AIM:
Present the following data again exactly as it is shown.

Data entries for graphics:
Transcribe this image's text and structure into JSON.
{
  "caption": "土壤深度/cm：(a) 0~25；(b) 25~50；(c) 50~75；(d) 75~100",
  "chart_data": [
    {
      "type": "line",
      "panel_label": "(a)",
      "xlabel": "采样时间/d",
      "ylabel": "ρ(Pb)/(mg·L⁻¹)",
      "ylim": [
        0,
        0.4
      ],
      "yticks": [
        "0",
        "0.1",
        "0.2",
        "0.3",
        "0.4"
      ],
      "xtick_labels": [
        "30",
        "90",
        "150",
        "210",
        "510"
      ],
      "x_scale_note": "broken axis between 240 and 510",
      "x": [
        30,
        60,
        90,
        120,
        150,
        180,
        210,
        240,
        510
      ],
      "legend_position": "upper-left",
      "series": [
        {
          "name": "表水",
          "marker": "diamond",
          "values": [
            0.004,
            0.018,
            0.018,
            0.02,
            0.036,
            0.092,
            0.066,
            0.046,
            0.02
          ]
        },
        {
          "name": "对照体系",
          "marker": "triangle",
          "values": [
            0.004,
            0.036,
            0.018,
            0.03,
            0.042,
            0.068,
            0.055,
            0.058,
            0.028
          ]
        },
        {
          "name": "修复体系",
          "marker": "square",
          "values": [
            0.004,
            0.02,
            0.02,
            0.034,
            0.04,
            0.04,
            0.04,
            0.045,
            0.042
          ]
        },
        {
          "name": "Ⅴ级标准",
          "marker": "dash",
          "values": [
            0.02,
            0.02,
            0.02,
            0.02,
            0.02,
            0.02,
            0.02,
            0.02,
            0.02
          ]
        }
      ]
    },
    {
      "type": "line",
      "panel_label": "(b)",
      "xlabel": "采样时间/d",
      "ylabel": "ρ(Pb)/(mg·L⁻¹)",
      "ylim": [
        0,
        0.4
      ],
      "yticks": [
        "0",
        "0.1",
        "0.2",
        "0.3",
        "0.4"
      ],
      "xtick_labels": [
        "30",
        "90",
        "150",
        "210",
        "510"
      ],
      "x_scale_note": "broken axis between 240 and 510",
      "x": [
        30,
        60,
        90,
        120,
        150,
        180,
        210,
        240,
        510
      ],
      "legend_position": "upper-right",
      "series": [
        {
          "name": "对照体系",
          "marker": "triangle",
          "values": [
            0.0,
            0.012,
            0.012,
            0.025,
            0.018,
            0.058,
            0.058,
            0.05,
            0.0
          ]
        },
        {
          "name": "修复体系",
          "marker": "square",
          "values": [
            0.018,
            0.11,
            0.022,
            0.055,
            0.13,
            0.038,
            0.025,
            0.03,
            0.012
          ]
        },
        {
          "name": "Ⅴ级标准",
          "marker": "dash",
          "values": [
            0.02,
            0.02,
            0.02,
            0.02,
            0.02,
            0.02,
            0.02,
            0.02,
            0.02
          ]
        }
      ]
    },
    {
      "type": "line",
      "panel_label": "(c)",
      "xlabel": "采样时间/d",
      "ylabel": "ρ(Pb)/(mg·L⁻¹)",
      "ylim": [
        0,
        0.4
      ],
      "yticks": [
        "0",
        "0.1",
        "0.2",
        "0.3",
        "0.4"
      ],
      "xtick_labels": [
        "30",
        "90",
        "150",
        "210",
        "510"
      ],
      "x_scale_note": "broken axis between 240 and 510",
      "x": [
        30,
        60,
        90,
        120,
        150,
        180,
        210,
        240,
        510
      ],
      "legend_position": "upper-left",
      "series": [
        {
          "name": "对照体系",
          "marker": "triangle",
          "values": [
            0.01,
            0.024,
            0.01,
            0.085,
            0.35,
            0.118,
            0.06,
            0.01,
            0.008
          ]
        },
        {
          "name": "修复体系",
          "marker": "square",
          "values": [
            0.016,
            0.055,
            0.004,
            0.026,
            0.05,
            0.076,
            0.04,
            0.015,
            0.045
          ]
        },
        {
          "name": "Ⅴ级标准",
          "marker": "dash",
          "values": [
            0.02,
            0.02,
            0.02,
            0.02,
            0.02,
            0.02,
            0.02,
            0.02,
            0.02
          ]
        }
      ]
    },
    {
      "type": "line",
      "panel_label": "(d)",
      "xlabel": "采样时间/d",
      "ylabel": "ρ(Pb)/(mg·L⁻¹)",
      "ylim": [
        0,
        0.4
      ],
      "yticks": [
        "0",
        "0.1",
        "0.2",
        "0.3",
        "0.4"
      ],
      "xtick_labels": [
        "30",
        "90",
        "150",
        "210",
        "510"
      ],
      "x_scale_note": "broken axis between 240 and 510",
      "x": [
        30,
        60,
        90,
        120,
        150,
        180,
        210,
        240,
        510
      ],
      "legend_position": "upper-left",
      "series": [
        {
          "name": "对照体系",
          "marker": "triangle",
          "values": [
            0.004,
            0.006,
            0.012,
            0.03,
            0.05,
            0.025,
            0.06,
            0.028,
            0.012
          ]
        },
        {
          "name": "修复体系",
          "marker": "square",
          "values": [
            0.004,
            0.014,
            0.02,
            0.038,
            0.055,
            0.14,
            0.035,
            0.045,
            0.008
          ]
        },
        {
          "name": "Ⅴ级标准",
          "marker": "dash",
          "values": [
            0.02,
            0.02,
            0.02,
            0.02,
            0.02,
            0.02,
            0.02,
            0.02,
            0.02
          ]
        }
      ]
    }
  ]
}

OUTPUT FOR THIS EXERCISE:
Transcribe this image's text and structure into JSON.
{
  "caption": "土壤深度/cm：(a) 0~25；(b) 25~50；(c) 50~75；(d) 75~100",
  "chart_data": [
    {
      "type": "line",
      "panel_label": "(a)",
      "xlabel": "采样时间/d",
      "ylabel": "ρ(Pb)/(mg·L⁻¹)",
      "ylim": [
        0,
        0.4
      ],
      "yticks": [
        "0",
        "0.1",
        "0.2",
        "0.3",
        "0.4"
      ],
      "xtick_labels": [
        "30",
        "90",
        "150",
        "210",
        "510"
      ],
      "x_scale_note": "broken axis between 240 and 510",
      "x": [
        30,
        60,
        90,
        120,
        150,
        180,
        210,
        240,
        510
      ],
      "legend_position": "upper-left",
      "series": [
        {
          "name": "表水",
          "marker": "diamond",
          "values": [
            0.004,
            0.018,
            0.018,
            0.02,
            0.036,
            0.092,
            0.066,
            0.046,
            0.02
          ]
        },
        {
          "name": "对照体系",
          "marker": "triangle",
          "values": [
            0.004,
            0.036,
            0.018,
            0.03,
            0.042,
            0.068,
            0.055,
            0.058,
            0.028
          ]
        },
        {
          "name": "修复体系",
          "marker": "square",
          "values": [
            0.004,
            0.02,
            0.02,
            0.034,
            0.04,
            0.04,
            0.04,
            0.045,
            0.042
          ]
        },
        {
          "name": "Ⅴ级标准",
          "marker": "dash",
          "values": [
            0.02,
            0.02,
            0.02,
            0.02,
            0.02,
            0.02,
            0.02,
            0.02,
            0.02
          ]
        }
      ]
    },
    {
      "type": "line",
      "panel_label": "(b)",
      "xlabel": "采样时间/d",
      "ylabel": "ρ(Pb)/(mg·L⁻¹)",
      "ylim": [
        0,
        0.4
      ],
      "yticks": [
        "0",
        "0.1",
        "0.2",
        "0.3",
        "0.4"
      ],
      "xtick_labels": [
        "30",
        "90",
        "150",
        "210",
        "510"
      ],
      "x_scale_note": "broken axis between 240 and 510",
      "x": [
        30,
        60,
        90,
        120,
        150,
        180,
        210,
        240,
        510
      ],
      "legend_position": "upper-right",
      "series": [
        {
          "name": "对照体系",
          "marker": "triangle",
          "values": [
            0.0,
            0.012,
            0.012,
            0.025,
            0.018,
            0.058,
            0.058,
            0.05,
            0.0
          ]
        },
        {
          "name": "修复体系",
          "marker": "square",
          "values": [
            0.018,
            0.11,
            0.022,
            0.055,
            0.13,
            0.038,
            0.025,
            0.03,
            0.012
          ]
        },
        {
          "name": "Ⅴ级标准",
          "marker": "dash",
          "values": [
            0.02,
            0.02,
            0.02,
            0.02,
            0.02,
            0.02,
            0.02,
            0.02,
            0.02
          ]
        }
      ]
    },
    {
      "type": "line",
      "panel_label": "(c)",
      "xlabel": "采样时间/d",
      "ylabel": "ρ(Pb)/(mg·L⁻¹)",
      "ylim": [
        0,
        0.4
      ],
      "yticks": [
        "0",
        "0.1",
        "0.2",
        "0.3",
        "0.4"
      ],
      "xtick_labels": [
        "30",
        "90",
        "150",
        "210",
        "510"
      ],
      "x_scale_note": "broken axis between 240 and 510",
      "x": [
        30,
        60,
        90,
        120,
        150,
        180,
        210,
        240,
        510
      ],
      "legend_position": "upper-left",
      "series": [
        {
          "name": "对照体系",
          "marker": "triangle",
          "values": [
            0.01,
            0.024,
            0.01,
            0.085,
            0.35,
            0.118,
            0.06,
            0.01,
            0.008
          ]
        },
        {
          "name": "修复体系",
          "marker": "square",
          "values": [
            0.016,
            0.055,
            0.004,
            0.026,
            0.05,
            0.076,
            0.04,
            0.015,
            0.045
          ]
        },
        {
          "name": "Ⅴ级标准",
          "marker": "dash",
          "values": [
            0.02,
            0.02,
            0.02,
            0.02,
            0.02,
            0.02,
            0.02,
            0.02,
            0.02
          ]
        }
      ]
    },
    {
      "type": "line",
      "panel_label": "(d)",
      "xlabel": "采样时间/d",
      "ylabel": "ρ(Pb)/(mg·L⁻¹)",
      "ylim": [
        0,
        0.4
      ],
      "yticks": [
        "0",
        "0.1",
        "0.2",
        "0.3",
        "0.4"
      ],
      "xtick_labels": [
        "30",
        "90",
        "150",
        "210",
        "510"
      ],
      "x_scale_note": "broken axis between 240 and 510",
      "x": [
        30,
        60,
        90,
        120,
        150,
        180,
        210,
        240,
        510
      ],
      "legend_position": "upper-left",
      "series": [
        {
          "name": "对照体系",
          "marker": "triangle",
          "values": [
            0.004,
            0.006,
            0.012,
            0.03,
            0.05,
            0.025,
            0.06,
            0.028,
            0.012
          ]
        },
        {
          "name": "修复体系",
          "marker": "square",
          "values": [
            0.004,
            0.014,
            0.02,
            0.038,
            0.055,
            0.14,
            0.035,
            0.045,
            0.008
          ]
        },
        {
          "name": "Ⅴ级标准",
          "marker": "dash",
          "values": [
            0.02,
            0.02,
            0.02,
            0.02,
            0.02,
            0.02,
            0.02,
            0.02,
            0.02
          ]
        }
      ]
    }
  ]
}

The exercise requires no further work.